START

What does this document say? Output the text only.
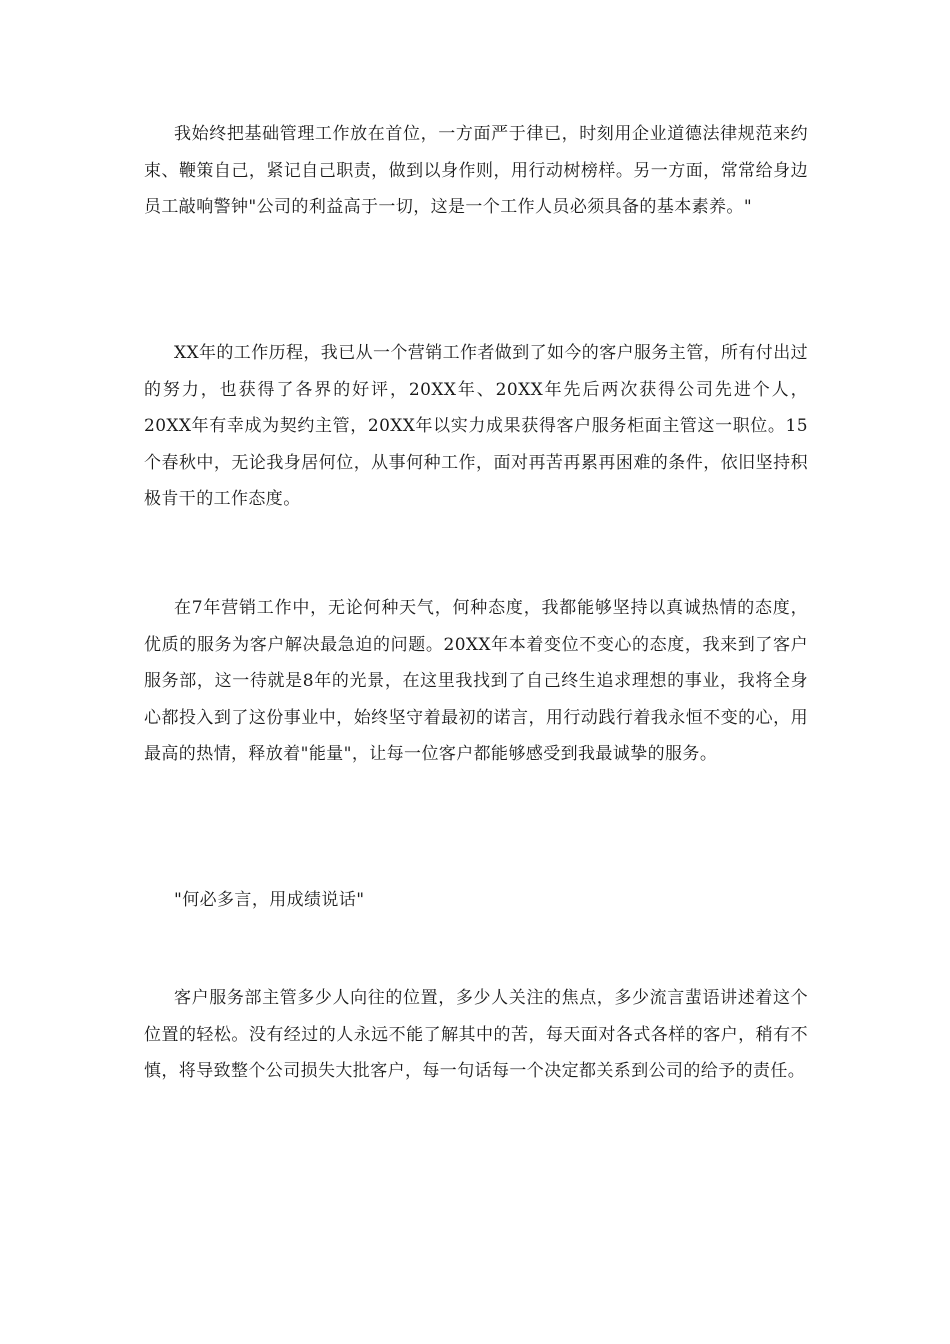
我始终把基础管理工作放在首位，一方面严于律已，时刻用企业道德法律规范来约束、鞭策自己，紧记自己职责，做到以身作则，用行动树榜样。另一方面，常常给身边员工敲响警钟"公司的利益高于一切，这是一个工作人员必须具备的基本素养。"

XX年的工作历程，我已从一个营销工作者做到了如今的客户服务主管，所有付出过的努力，也获得了各界的好评，20XX年、20XX年先后两次获得公司先进个人，20XX年有幸成为契约主管，20XX年以实力成果获得客户服务柜面主管这一职位。15个春秋中，无论我身居何位，从事何种工作，面对再苦再累再困难的条件，依旧坚持积极肯干的工作态度。

在7年营销工作中，无论何种天气，何种态度，我都能够坚持以真诚热情的态度，优质的服务为客户解决最急迫的问题。20XX年本着变位不变心的态度，我来到了客户服务部，这一待就是8年的光景，在这里我找到了自己终生追求理想的事业，我将全身心都投入到了这份事业中，始终坚守着最初的诺言，用行动践行着我永恒不变的心，用最高的热情，释放着"能量"，让每一位客户都能够感受到我最诚挚的服务。

"何必多言，用成绩说话"

客户服务部主管多少人向往的位置，多少人关注的焦点，多少流言蜚语讲述着这个位置的轻松。没有经过的人永远不能了解其中的苦，每天面对各式各样的客户，稍有不慎，将导致整个公司损失大批客户，每一句话每一个决定都关系到公司的给予的责任。
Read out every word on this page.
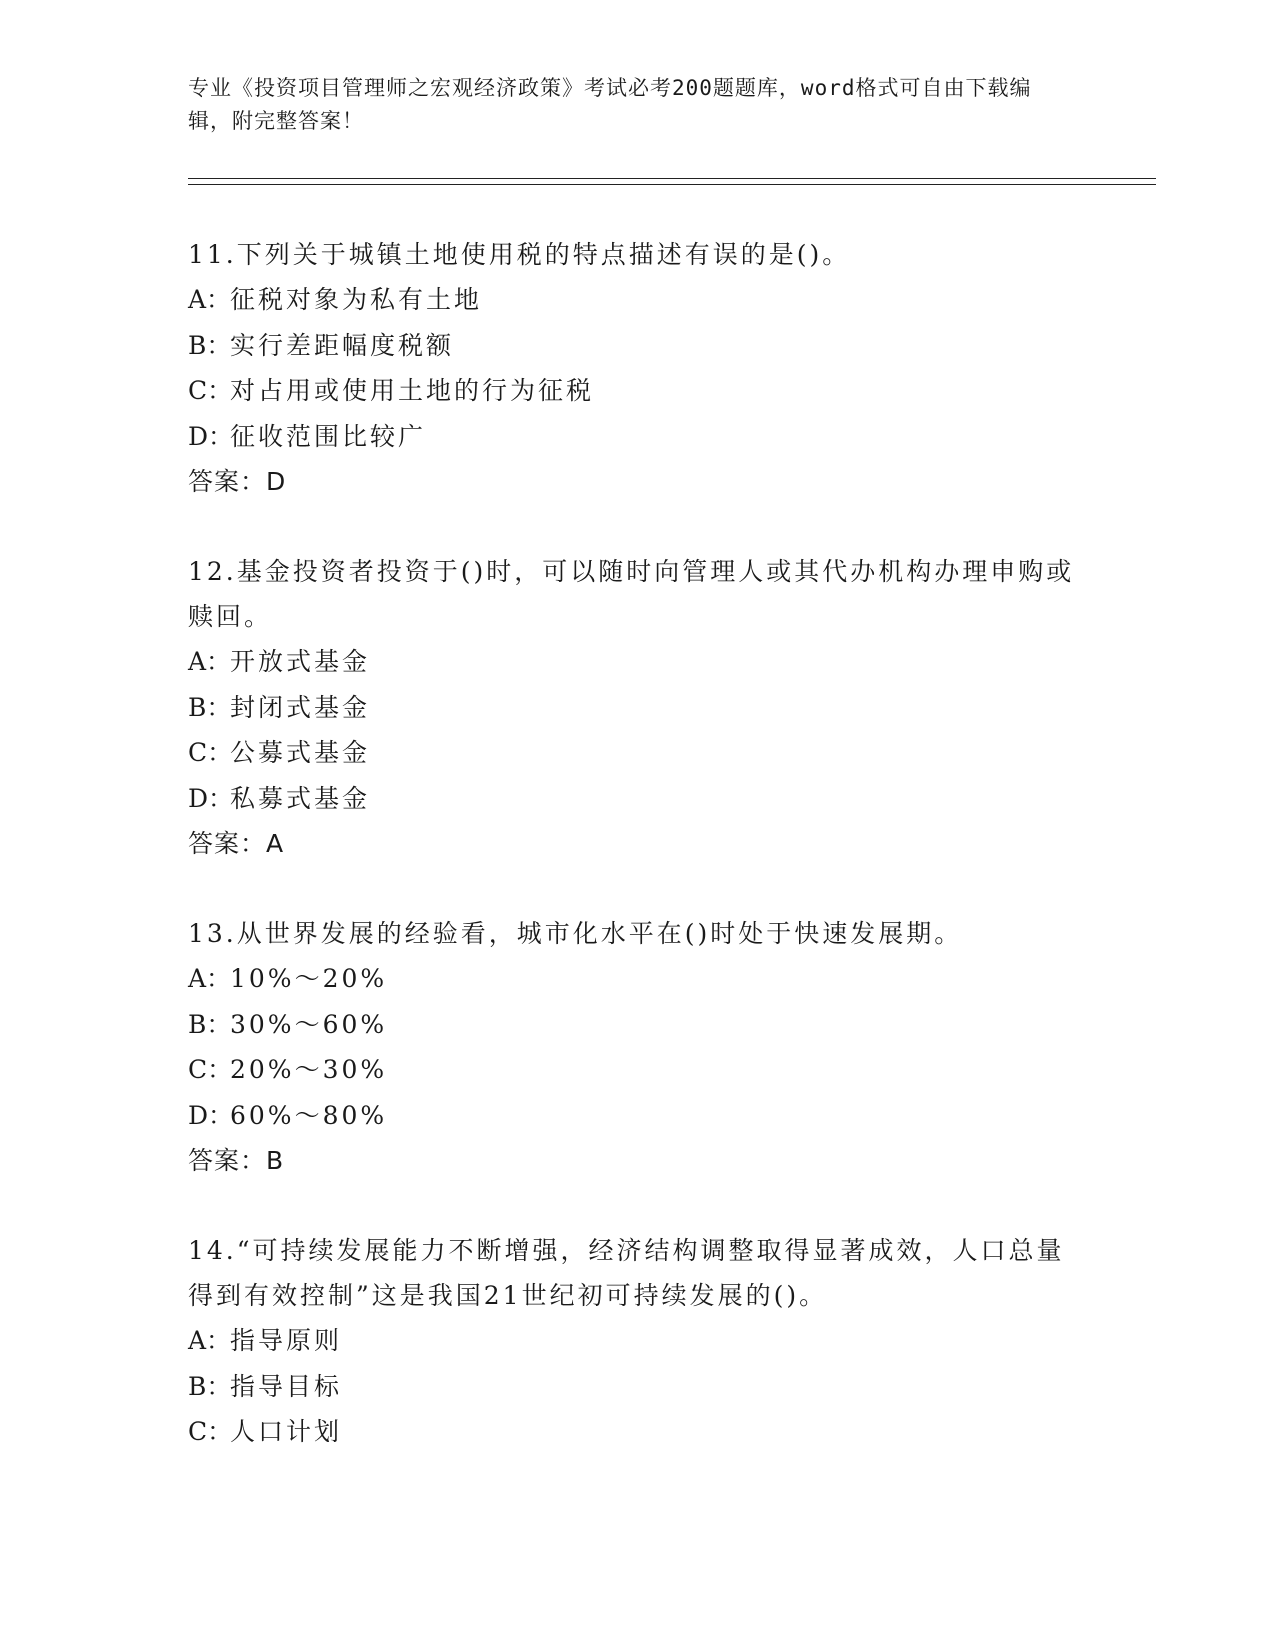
专业《投资项目管理师之宏观经济政策》考试必考200题题库，word格式可自由下载编辑，附完整答案！

11.下列关于城镇土地使用税的特点描述有误的是()。

A：征税对象为私有土地

B：实行差距幅度税额

C：对占用或使用土地的行为征税

D：征收范围比较广

答案：D

12.基金投资者投资于()时，可以随时向管理人或其代办机构办理申购或赎回。

A：开放式基金

B：封闭式基金

C：公募式基金

D：私募式基金

答案：A

13.从世界发展的经验看，城市化水平在()时处于快速发展期。

A：10%～20%

B：30%～60%

C：20%～30%

D：60%～80%

答案：B

14.“可持续发展能力不断增强，经济结构调整取得显著成效，人口总量得到有效控制”这是我国21世纪初可持续发展的()。

A：指导原则

B：指导目标

C：人口计划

END

» Given exercise: Within the listing above, copy each line that has the string "this".

» Exercise output:
What does this document say? Output the text only.
Read out every word on this page.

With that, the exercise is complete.